WRITTEN REQUEST: Restate the whole listing exactly.

THE RECORDS:
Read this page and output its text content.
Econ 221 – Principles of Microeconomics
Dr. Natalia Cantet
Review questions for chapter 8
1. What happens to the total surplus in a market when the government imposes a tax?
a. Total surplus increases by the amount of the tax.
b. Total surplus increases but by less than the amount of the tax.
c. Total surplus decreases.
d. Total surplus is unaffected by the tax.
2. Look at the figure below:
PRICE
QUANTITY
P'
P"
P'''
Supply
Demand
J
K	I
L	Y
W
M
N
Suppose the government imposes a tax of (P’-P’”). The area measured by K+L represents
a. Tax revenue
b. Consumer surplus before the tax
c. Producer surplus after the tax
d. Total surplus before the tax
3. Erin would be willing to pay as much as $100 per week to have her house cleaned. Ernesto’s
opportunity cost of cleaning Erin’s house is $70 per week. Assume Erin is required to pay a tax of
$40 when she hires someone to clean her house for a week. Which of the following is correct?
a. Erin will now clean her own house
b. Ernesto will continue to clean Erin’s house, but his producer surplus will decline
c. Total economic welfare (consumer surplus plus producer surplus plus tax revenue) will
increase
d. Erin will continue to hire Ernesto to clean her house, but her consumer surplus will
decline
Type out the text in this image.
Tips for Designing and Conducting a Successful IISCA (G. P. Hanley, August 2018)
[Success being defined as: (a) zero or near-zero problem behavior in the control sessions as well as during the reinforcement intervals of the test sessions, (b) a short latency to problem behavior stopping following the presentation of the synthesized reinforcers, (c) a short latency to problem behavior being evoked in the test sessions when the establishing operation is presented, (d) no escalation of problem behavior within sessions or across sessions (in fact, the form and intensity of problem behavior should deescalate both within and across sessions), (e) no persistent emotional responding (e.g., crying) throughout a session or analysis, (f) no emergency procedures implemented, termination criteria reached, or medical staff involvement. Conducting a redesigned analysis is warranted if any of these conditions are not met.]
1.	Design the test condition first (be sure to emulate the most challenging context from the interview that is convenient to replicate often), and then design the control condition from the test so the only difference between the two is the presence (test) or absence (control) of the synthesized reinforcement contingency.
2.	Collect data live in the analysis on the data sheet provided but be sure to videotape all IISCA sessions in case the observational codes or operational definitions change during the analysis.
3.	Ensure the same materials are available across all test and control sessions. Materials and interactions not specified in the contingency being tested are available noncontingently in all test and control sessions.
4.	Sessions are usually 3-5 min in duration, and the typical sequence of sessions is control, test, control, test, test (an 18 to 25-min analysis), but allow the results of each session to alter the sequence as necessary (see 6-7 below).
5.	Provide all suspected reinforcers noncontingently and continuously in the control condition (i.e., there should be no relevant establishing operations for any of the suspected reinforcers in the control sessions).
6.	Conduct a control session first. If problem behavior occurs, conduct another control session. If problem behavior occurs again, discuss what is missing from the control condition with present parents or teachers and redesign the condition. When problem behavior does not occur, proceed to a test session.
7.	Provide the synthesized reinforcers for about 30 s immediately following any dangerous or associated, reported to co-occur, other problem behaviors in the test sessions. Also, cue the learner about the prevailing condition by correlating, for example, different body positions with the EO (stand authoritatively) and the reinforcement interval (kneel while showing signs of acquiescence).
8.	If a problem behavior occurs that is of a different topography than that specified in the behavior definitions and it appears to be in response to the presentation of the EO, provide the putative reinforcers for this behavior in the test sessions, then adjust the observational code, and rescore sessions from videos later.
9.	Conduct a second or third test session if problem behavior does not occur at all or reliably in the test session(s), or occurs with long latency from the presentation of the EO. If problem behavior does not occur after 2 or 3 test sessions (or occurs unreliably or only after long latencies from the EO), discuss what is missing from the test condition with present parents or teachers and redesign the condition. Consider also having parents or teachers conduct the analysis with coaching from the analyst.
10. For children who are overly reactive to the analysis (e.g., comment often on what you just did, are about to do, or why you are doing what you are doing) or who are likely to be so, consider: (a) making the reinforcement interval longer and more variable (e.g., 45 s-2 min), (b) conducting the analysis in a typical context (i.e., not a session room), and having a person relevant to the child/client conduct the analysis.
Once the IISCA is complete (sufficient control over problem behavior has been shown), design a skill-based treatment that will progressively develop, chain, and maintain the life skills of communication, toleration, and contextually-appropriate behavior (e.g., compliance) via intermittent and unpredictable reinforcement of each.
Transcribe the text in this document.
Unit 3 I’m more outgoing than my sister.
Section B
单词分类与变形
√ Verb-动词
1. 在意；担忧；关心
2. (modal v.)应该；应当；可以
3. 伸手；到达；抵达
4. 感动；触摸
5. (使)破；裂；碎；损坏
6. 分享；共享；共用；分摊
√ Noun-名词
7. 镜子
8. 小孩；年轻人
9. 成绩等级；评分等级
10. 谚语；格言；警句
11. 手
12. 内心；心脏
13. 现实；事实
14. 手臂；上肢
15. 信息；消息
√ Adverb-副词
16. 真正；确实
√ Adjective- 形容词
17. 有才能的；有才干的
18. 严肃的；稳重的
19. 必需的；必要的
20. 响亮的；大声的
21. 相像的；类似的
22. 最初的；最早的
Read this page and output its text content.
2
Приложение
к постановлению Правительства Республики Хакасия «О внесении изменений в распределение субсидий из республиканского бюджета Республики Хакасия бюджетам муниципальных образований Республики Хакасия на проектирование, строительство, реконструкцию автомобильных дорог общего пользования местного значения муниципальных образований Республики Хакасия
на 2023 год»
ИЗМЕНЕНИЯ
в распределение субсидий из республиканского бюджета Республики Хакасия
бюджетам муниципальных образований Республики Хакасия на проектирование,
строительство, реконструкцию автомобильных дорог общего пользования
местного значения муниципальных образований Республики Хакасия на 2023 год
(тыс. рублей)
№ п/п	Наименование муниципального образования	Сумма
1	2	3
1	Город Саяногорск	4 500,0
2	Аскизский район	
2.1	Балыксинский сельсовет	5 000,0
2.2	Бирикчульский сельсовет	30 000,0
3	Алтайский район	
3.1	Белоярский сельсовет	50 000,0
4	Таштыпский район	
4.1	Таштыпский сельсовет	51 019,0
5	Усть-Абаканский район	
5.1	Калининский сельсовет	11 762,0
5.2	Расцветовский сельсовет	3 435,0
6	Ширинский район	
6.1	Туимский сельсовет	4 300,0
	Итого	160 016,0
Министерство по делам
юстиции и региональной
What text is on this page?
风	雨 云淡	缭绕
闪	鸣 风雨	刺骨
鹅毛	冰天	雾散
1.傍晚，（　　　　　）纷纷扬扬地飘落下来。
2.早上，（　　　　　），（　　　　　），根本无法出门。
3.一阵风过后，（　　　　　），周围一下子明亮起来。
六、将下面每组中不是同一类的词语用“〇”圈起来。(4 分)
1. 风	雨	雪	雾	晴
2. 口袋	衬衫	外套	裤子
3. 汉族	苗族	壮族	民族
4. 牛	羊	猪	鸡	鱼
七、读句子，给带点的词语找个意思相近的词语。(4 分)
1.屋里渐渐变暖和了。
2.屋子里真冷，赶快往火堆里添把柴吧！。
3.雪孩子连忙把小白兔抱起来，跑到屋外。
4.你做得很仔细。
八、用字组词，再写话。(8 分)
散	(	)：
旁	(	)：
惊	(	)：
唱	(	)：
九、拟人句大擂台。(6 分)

ANSWER BELOW:
Read this page and output its text content.
Econ 221 – Principles of Microeconomics
Dr. Natalia Cantet
Review questions for chapter 8
1. What happens to the total surplus in a market when the government imposes a tax?
a. Total surplus increases by the amount of the tax.
b. Total surplus increases but by less than the amount of the tax.
c. Total surplus decreases.
d. Total surplus is unaffected by the tax.
2. Look at the figure below:
PRICE
QUANTITY
P'
P"
P'''
Supply
Demand
J
K	I
L	Y
W
M
N
Suppose the government imposes a tax of (P’-P’”). The area measured by K+L represents
a. Tax revenue
b. Consumer surplus before the tax
c. Producer surplus after the tax
d. Total surplus before the tax
3. Erin would be willing to pay as much as $100 per week to have her house cleaned. Ernesto’s
opportunity cost of cleaning Erin’s house is $70 per week. Assume Erin is required to pay a tax of
$40 when she hires someone to clean her house for a week. Which of the following is correct?
a. Erin will now clean her own house
b. Ernesto will continue to clean Erin’s house, but his producer surplus will decline
c. Total economic welfare (consumer surplus plus producer surplus plus tax revenue) will
increase
d. Erin will continue to hire Ernesto to clean her house, but her consumer surplus will
decline
Type out the text in this image.
Tips for Designing and Conducting a Successful IISCA (G. P. Hanley, August 2018)
[Success being defined as: (a) zero or near-zero problem behavior in the control sessions as well as during the reinforcement intervals of the test sessions, (b) a short latency to problem behavior stopping following the presentation of the synthesized reinforcers, (c) a short latency to problem behavior being evoked in the test sessions when the establishing operation is presented, (d) no escalation of problem behavior within sessions or across sessions (in fact, the form and intensity of problem behavior should deescalate both within and across sessions), (e) no persistent emotional responding (e.g., crying) throughout a session or analysis, (f) no emergency procedures implemented, termination criteria reached, or medical staff involvement. Conducting a redesigned analysis is warranted if any of these conditions are not met.]
1.	Design the test condition first (be sure to emulate the most challenging context from the interview that is convenient to replicate often), and then design the control condition from the test so the only difference between the two is the presence (test) or absence (control) of the synthesized reinforcement contingency.
2.	Collect data live in the analysis on the data sheet provided but be sure to videotape all IISCA sessions in case the observational codes or operational definitions change during the analysis.
3.	Ensure the same materials are available across all test and control sessions. Materials and interactions not specified in the contingency being tested are available noncontingently in all test and control sessions.
4.	Sessions are usually 3-5 min in duration, and the typical sequence of sessions is control, test, control, test, test (an 18 to 25-min analysis), but allow the results of each session to alter the sequence as necessary (see 6-7 below).
5.	Provide all suspected reinforcers noncontingently and continuously in the control condition (i.e., there should be no relevant establishing operations for any of the suspected reinforcers in the control sessions).
6.	Conduct a control session first. If problem behavior occurs, conduct another control session. If problem behavior occurs again, discuss what is missing from the control condition with present parents or teachers and redesign the condition. When problem behavior does not occur, proceed to a test session.
7.	Provide the synthesized reinforcers for about 30 s immediately following any dangerous or associated, reported to co-occur, other problem behaviors in the test sessions. Also, cue the learner about the prevailing condition by correlating, for example, different body positions with the EO (stand authoritatively) and the reinforcement interval (kneel while showing signs of acquiescence).
8.	If a problem behavior occurs that is of a different topography than that specified in the behavior definitions and it appears to be in response to the presentation of the EO, provide the putative reinforcers for this behavior in the test sessions, then adjust the observational code, and rescore sessions from videos later.
9.	Conduct a second or third test session if problem behavior does not occur at all or reliably in the test session(s), or occurs with long latency from the presentation of the EO. If problem behavior does not occur after 2 or 3 test sessions (or occurs unreliably or only after long latencies from the EO), discuss what is missing from the test condition with present parents or teachers and redesign the condition. Consider also having parents or teachers conduct the analysis with coaching from the analyst.
10. For children who are overly reactive to the analysis (e.g., comment often on what you just did, are about to do, or why you are doing what you are doing) or who are likely to be so, consider: (a) making the reinforcement interval longer and more variable (e.g., 45 s-2 min), (b) conducting the analysis in a typical context (i.e., not a session room), and having a person relevant to the child/client conduct the analysis.
Once the IISCA is complete (sufficient control over problem behavior has been shown), design a skill-based treatment that will progressively develop, chain, and maintain the life skills of communication, toleration, and contextually-appropriate behavior (e.g., compliance) via intermittent and unpredictable reinforcement of each.
Transcribe the text in this document.
Unit 3 I’m more outgoing than my sister.
Section B
单词分类与变形
√ Verb-动词
1. 在意；担忧；关心
2. (modal v.)应该；应当；可以
3. 伸手；到达；抵达
4. 感动；触摸
5. (使)破；裂；碎；损坏
6. 分享；共享；共用；分摊
√ Noun-名词
7. 镜子
8. 小孩；年轻人
9. 成绩等级；评分等级
10. 谚语；格言；警句
11. 手
12. 内心；心脏
13. 现实；事实
14. 手臂；上肢
15. 信息；消息
√ Adverb-副词
16. 真正；确实
√ Adjective- 形容词
17. 有才能的；有才干的
18. 严肃的；稳重的
19. 必需的；必要的
20. 响亮的；大声的
21. 相像的；类似的
22. 最初的；最早的
Read this page and output its text content.
2
Приложение
к постановлению Правительства Республики Хакасия «О внесении изменений в распределение субсидий из республиканского бюджета Республики Хакасия бюджетам муниципальных образований Республики Хакасия на проектирование, строительство, реконструкцию автомобильных дорог общего пользования местного значения муниципальных образований Республики Хакасия
на 2023 год»
ИЗМЕНЕНИЯ
в распределение субсидий из республиканского бюджета Республики Хакасия
бюджетам муниципальных образований Республики Хакасия на проектирование,
строительство, реконструкцию автомобильных дорог общего пользования
местного значения муниципальных образований Республики Хакасия на 2023 год
(тыс. рублей)
№ п/п	Наименование муниципального образования	Сумма
1	2	3
1	Город Саяногорск	4 500,0
2	Аскизский район	
2.1	Балыксинский сельсовет	5 000,0
2.2	Бирикчульский сельсовет	30 000,0
3	Алтайский район	
3.1	Белоярский сельсовет	50 000,0
4	Таштыпский район	
4.1	Таштыпский сельсовет	51 019,0
5	Усть-Абаканский район	
5.1	Калининский сельсовет	11 762,0
5.2	Расцветовский сельсовет	3 435,0
6	Ширинский район	
6.1	Туимский сельсовет	4 300,0
	Итого	160 016,0
Министерство по делам
юстиции и региональной
What text is on this page?
风	雨 云淡	缭绕
闪	鸣 风雨	刺骨
鹅毛	冰天	雾散
1.傍晚，（　　　　　）纷纷扬扬地飘落下来。
2.早上，（　　　　　），（　　　　　），根本无法出门。
3.一阵风过后，（　　　　　），周围一下子明亮起来。
六、将下面每组中不是同一类的词语用“〇”圈起来。(4 分)
1. 风	雨	雪	雾	晴
2. 口袋	衬衫	外套	裤子
3. 汉族	苗族	壮族	民族
4. 牛	羊	猪	鸡	鱼
七、读句子，给带点的词语找个意思相近的词语。(4 分)
1.屋里渐渐变暖和了。
2.屋子里真冷，赶快往火堆里添把柴吧！。
3.雪孩子连忙把小白兔抱起来，跑到屋外。
4.你做得很仔细。
八、用字组词，再写话。(8 分)
散	(	)：
旁	(	)：
惊	(	)：
唱	(	)：
九、拟人句大擂台。(6 分)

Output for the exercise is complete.